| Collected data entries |
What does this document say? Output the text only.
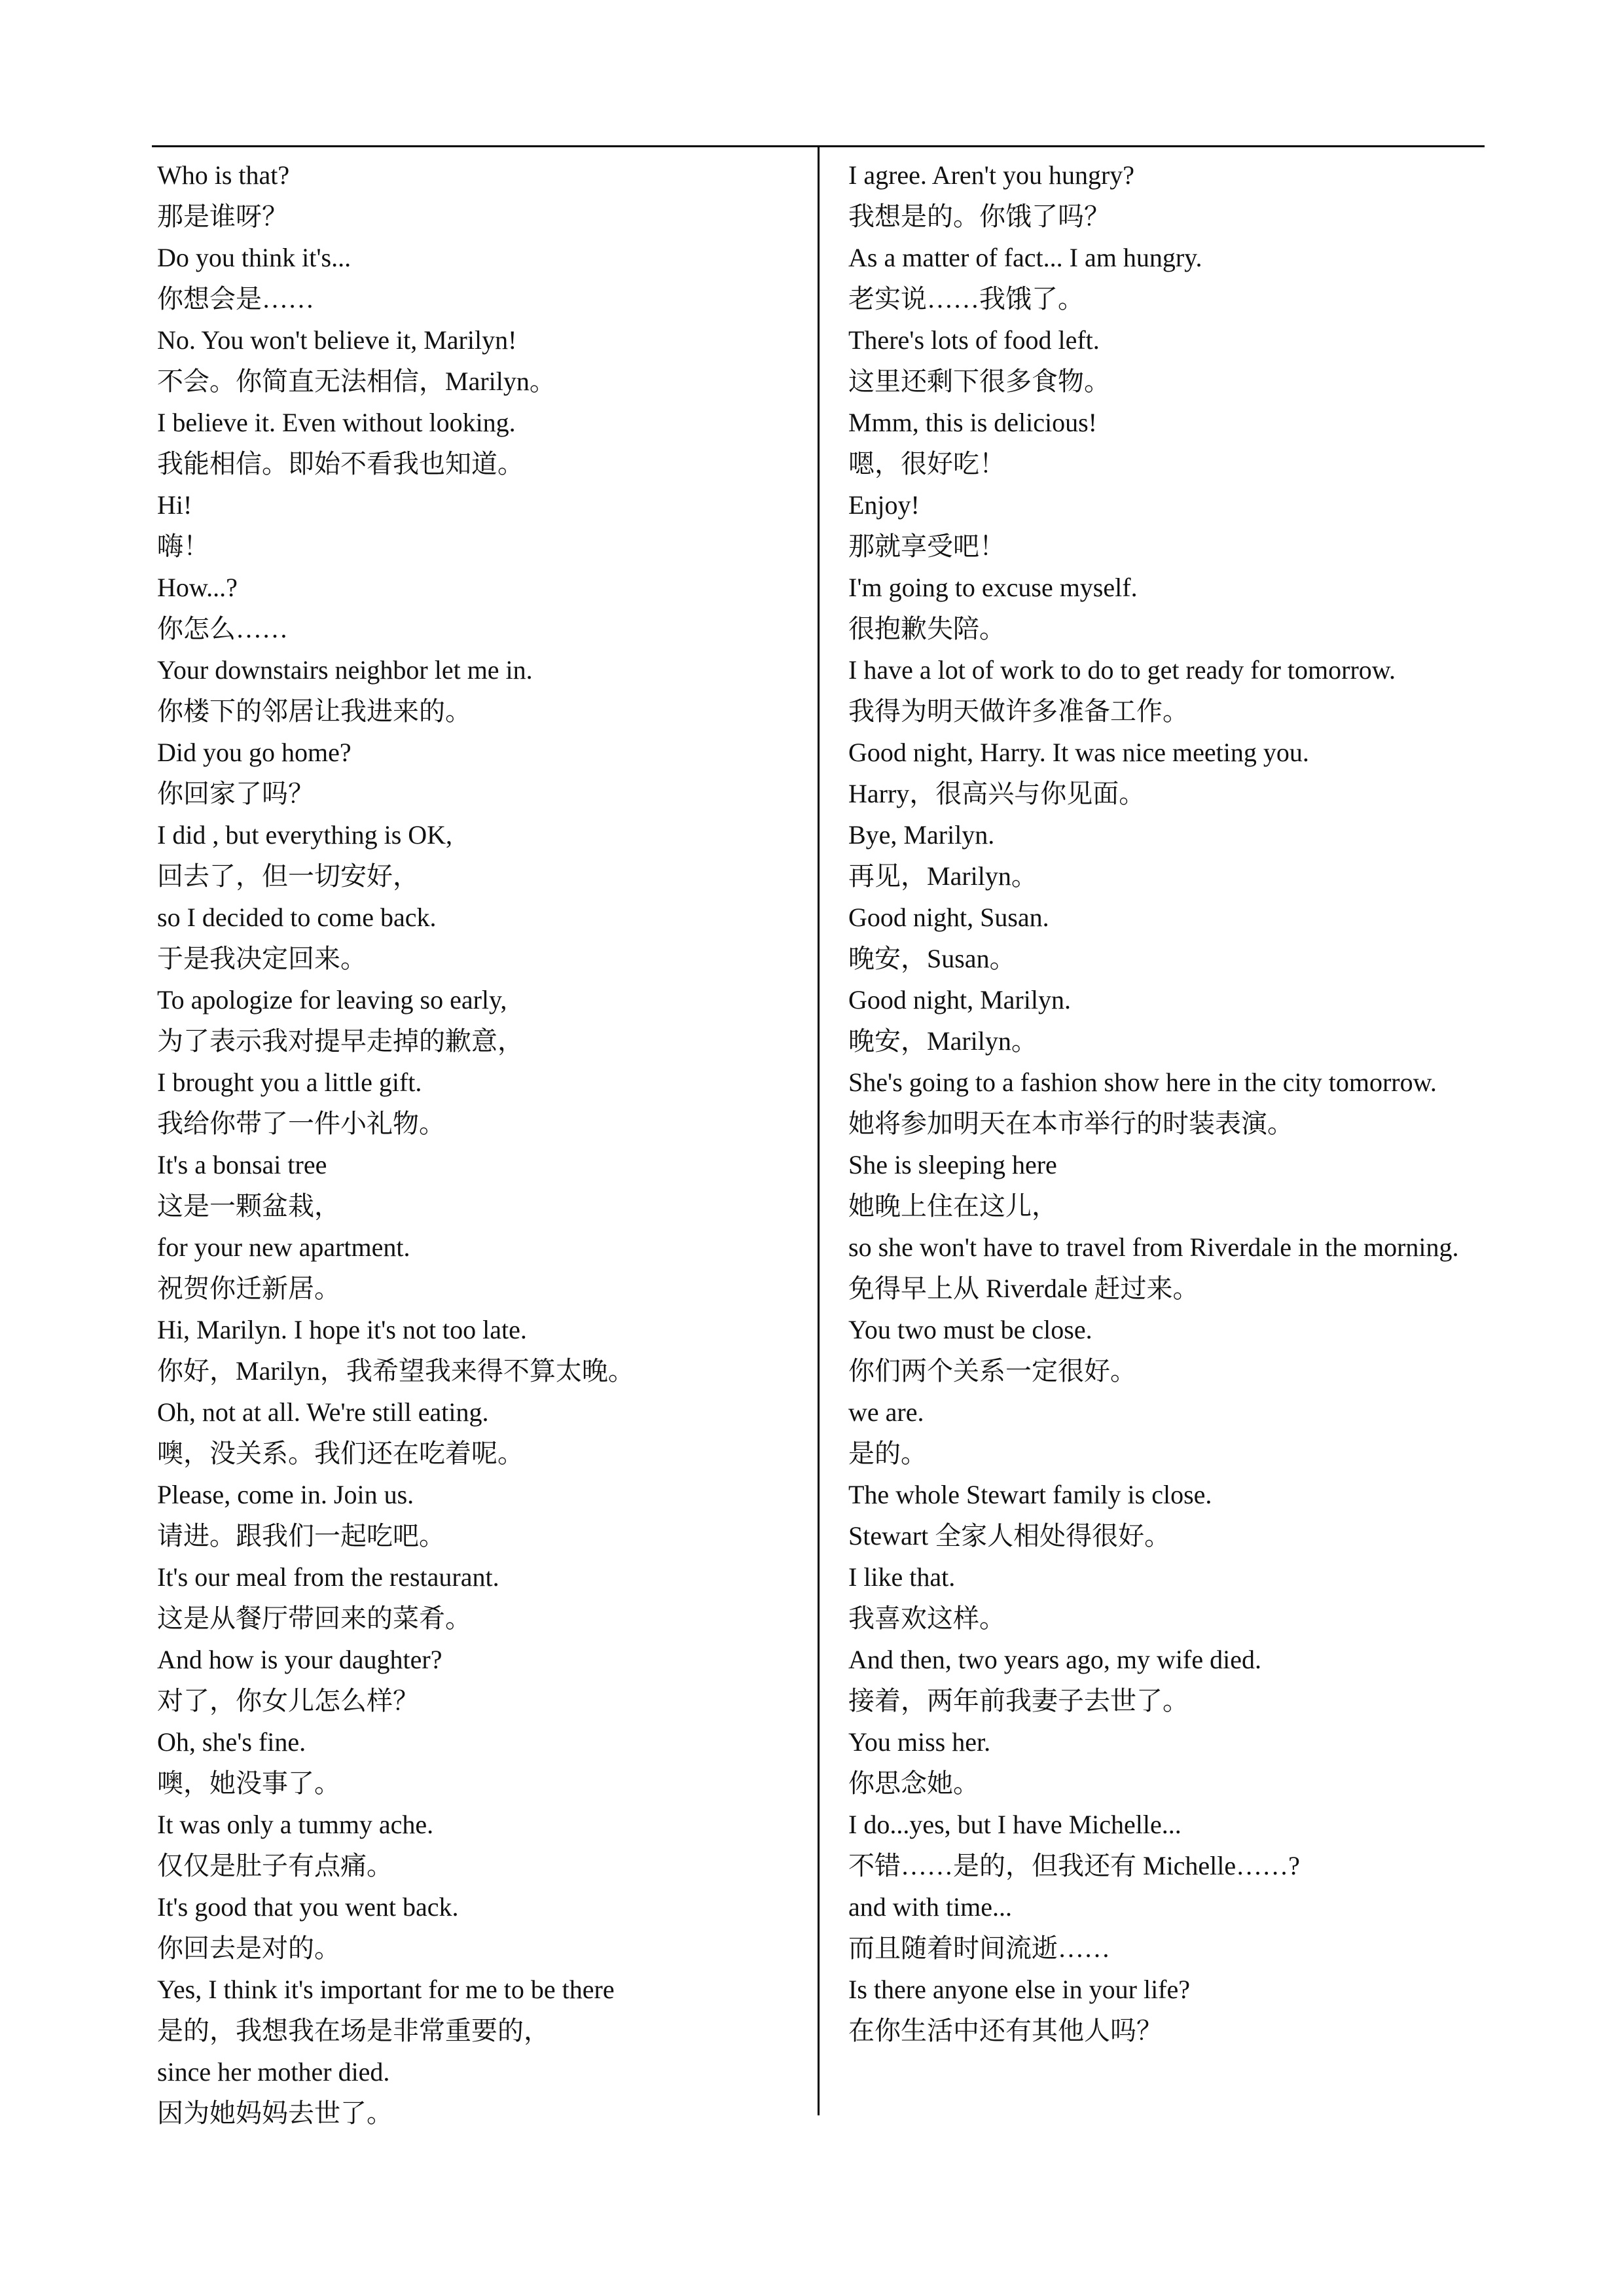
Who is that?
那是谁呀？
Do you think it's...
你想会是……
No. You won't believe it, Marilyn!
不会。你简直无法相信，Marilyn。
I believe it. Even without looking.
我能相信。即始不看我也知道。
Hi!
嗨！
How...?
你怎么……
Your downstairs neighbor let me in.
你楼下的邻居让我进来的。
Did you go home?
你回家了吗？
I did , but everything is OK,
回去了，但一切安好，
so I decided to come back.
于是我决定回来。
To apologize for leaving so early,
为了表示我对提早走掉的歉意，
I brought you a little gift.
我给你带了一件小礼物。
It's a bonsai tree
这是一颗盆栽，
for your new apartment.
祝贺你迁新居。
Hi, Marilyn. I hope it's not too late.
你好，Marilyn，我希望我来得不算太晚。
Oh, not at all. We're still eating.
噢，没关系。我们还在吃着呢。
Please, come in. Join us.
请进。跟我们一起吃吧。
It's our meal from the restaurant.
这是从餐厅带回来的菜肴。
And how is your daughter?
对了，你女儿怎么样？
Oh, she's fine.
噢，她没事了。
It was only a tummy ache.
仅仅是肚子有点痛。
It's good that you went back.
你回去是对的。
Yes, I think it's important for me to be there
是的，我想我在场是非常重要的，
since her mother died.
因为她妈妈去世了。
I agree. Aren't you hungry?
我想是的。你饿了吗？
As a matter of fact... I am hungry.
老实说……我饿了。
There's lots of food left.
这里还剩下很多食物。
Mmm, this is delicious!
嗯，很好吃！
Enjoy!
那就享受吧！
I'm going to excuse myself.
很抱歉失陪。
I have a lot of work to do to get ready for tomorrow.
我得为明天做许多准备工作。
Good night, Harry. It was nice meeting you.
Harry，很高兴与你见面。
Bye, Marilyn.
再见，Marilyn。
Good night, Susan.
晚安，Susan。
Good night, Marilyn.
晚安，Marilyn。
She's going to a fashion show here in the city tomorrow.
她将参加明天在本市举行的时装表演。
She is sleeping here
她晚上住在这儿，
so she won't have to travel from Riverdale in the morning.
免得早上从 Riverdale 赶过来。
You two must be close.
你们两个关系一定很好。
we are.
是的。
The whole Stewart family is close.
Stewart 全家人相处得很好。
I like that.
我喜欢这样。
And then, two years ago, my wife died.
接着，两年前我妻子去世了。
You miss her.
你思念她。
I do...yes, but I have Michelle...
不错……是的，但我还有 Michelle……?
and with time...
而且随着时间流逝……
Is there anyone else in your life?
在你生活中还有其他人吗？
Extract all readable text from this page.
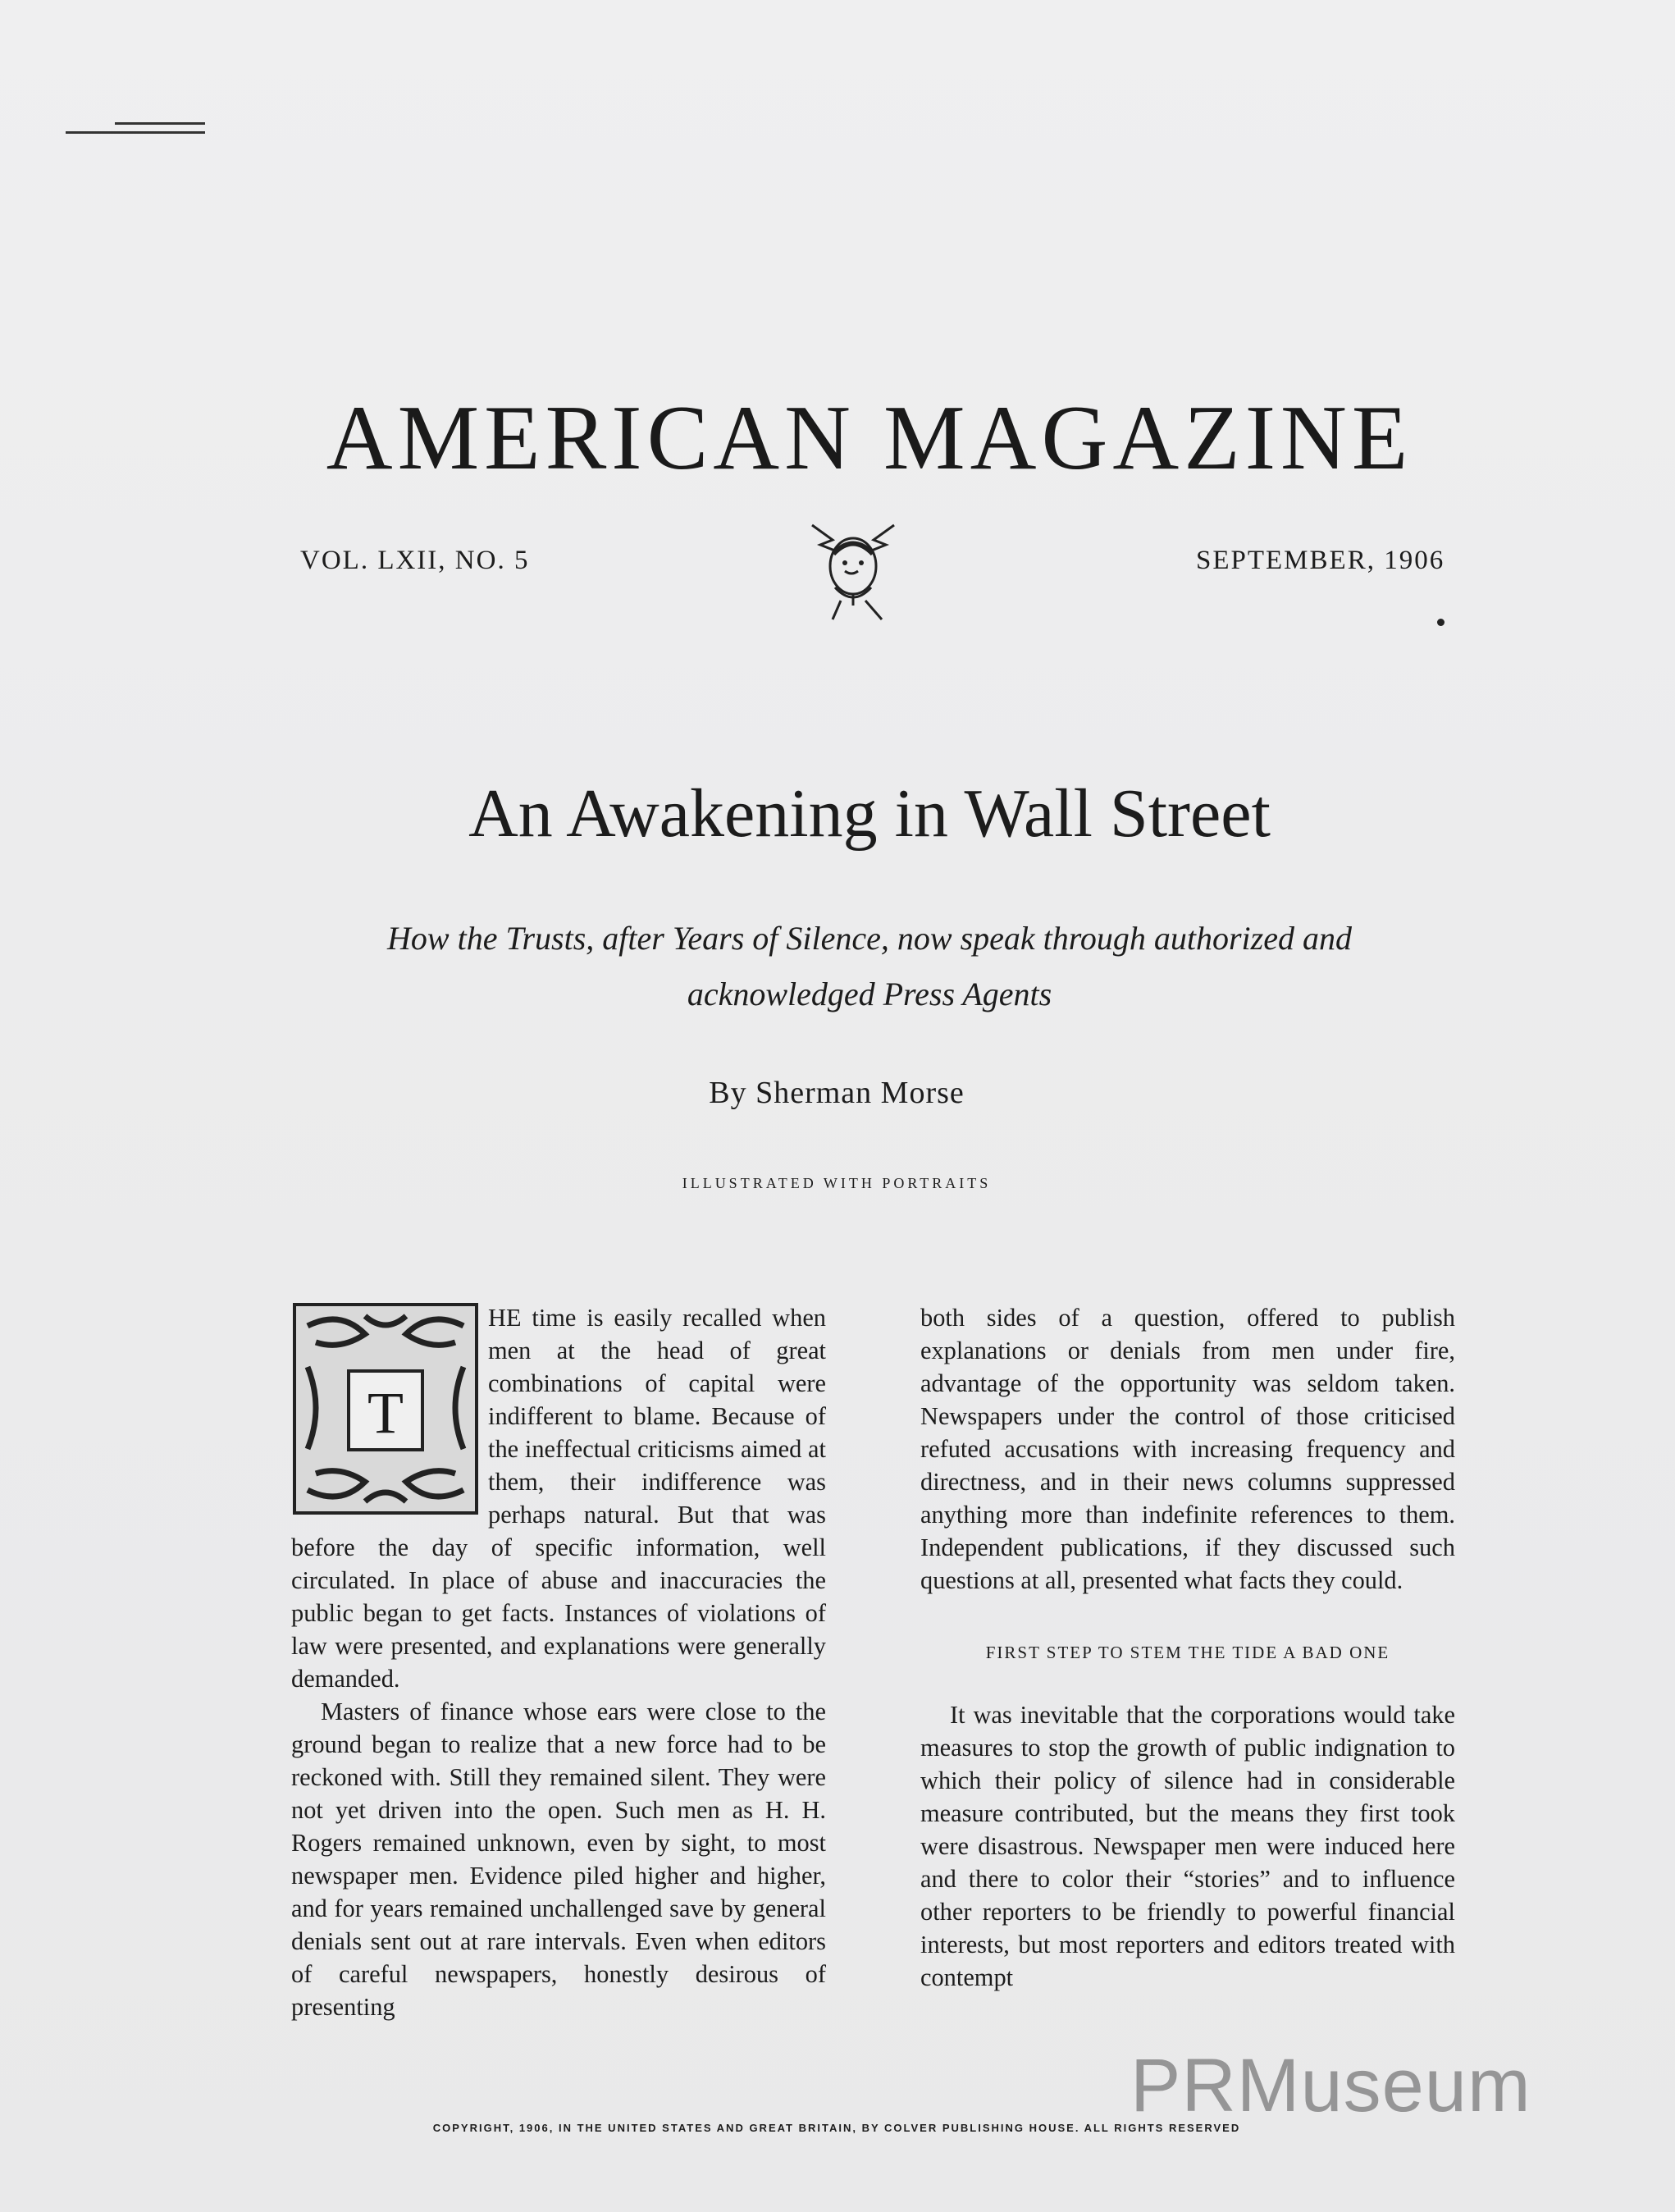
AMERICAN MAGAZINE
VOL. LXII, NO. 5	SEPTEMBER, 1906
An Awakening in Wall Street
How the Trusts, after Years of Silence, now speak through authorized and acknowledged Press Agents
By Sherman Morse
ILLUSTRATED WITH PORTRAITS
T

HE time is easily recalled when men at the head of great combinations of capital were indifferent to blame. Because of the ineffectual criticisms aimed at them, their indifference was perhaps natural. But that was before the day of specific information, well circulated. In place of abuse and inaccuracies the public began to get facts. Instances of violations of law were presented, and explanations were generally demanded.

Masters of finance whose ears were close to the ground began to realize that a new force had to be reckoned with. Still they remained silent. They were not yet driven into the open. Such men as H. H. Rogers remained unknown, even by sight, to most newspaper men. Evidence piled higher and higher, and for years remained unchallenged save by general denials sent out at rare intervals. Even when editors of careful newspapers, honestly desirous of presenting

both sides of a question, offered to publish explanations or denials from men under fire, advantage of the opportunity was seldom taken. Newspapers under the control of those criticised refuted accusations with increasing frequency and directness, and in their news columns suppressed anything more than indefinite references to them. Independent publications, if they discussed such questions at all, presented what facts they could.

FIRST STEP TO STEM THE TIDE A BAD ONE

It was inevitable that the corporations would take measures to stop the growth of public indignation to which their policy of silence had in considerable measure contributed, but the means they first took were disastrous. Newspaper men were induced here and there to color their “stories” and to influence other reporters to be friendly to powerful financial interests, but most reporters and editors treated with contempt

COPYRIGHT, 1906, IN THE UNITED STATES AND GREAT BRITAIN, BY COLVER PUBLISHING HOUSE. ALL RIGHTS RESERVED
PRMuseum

| Exercise aim |
Copy all the records above exactly, but leave out the pictures.

| Solved exercise |
What does this document say? Output the text only.
Who is that?
那是谁呀？
Do you think it's...
你想会是……
No. You won't believe it, Marilyn!
不会。你简直无法相信，Marilyn。
I believe it. Even without looking.
我能相信。即始不看我也知道。
Hi!
嗨！
How...?
你怎么……
Your downstairs neighbor let me in.
你楼下的邻居让我进来的。
Did you go home?
你回家了吗？
I did , but everything is OK,
回去了，但一切安好，
so I decided to come back.
于是我决定回来。
To apologize for leaving so early,
为了表示我对提早走掉的歉意，
I brought you a little gift.
我给你带了一件小礼物。
It's a bonsai tree
这是一颗盆栽，
for your new apartment.
祝贺你迁新居。
Hi, Marilyn. I hope it's not too late.
你好，Marilyn，我希望我来得不算太晚。
Oh, not at all. We're still eating.
噢，没关系。我们还在吃着呢。
Please, come in. Join us.
请进。跟我们一起吃吧。
It's our meal from the restaurant.
这是从餐厅带回来的菜肴。
And how is your daughter?
对了，你女儿怎么样？
Oh, she's fine.
噢，她没事了。
It was only a tummy ache.
仅仅是肚子有点痛。
It's good that you went back.
你回去是对的。
Yes, I think it's important for me to be there
是的，我想我在场是非常重要的，
since her mother died.
因为她妈妈去世了。
I agree. Aren't you hungry?
我想是的。你饿了吗？
As a matter of fact... I am hungry.
老实说……我饿了。
There's lots of food left.
这里还剩下很多食物。
Mmm, this is delicious!
嗯，很好吃！
Enjoy!
那就享受吧！
I'm going to excuse myself.
很抱歉失陪。
I have a lot of work to do to get ready for tomorrow.
我得为明天做许多准备工作。
Good night, Harry. It was nice meeting you.
Harry，很高兴与你见面。
Bye, Marilyn.
再见，Marilyn。
Good night, Susan.
晚安，Susan。
Good night, Marilyn.
晚安，Marilyn。
She's going to a fashion show here in the city tomorrow.
她将参加明天在本市举行的时装表演。
She is sleeping here
她晚上住在这儿，
so she won't have to travel from Riverdale in the morning.
免得早上从 Riverdale 赶过来。
You two must be close.
你们两个关系一定很好。
we are.
是的。
The whole Stewart family is close.
Stewart 全家人相处得很好。
I like that.
我喜欢这样。
And then, two years ago, my wife died.
接着，两年前我妻子去世了。
You miss her.
你思念她。
I do...yes, but I have Michelle...
不错……是的，但我还有 Michelle……?
and with time...
而且随着时间流逝……
Is there anyone else in your life?
在你生活中还有其他人吗？
Extract all readable text from this page.
AMERICAN MAGAZINE
VOL. LXII, NO. 5	SEPTEMBER, 1906
An Awakening in Wall Street
How the Trusts, after Years of Silence, now speak through authorized and acknowledged Press Agents
By Sherman Morse
ILLUSTRATED WITH PORTRAITS
T

HE time is easily recalled when men at the head of great combinations of capital were indifferent to blame. Because of the ineffectual criticisms aimed at them, their indifference was perhaps natural. But that was before the day of specific information, well circulated. In place of abuse and inaccuracies the public began to get facts. Instances of violations of law were presented, and explanations were generally demanded.

Masters of finance whose ears were close to the ground began to realize that a new force had to be reckoned with. Still they remained silent. They were not yet driven into the open. Such men as H. H. Rogers remained unknown, even by sight, to most newspaper men. Evidence piled higher and higher, and for years remained unchallenged save by general denials sent out at rare intervals. Even when editors of careful newspapers, honestly desirous of presenting

both sides of a question, offered to publish explanations or denials from men under fire, advantage of the opportunity was seldom taken. Newspapers under the control of those criticised refuted accusations with increasing frequency and directness, and in their news columns suppressed anything more than indefinite references to them. Independent publications, if they discussed such questions at all, presented what facts they could.

FIRST STEP TO STEM THE TIDE A BAD ONE

It was inevitable that the corporations would take measures to stop the growth of public indignation to which their policy of silence had in considerable measure contributed, but the means they first took were disastrous. Newspaper men were induced here and there to color their “stories” and to influence other reporters to be friendly to powerful financial interests, but most reporters and editors treated with contempt

COPYRIGHT, 1906, IN THE UNITED STATES AND GREAT BRITAIN, BY COLVER PUBLISHING HOUSE. ALL RIGHTS RESERVED
PRMuseum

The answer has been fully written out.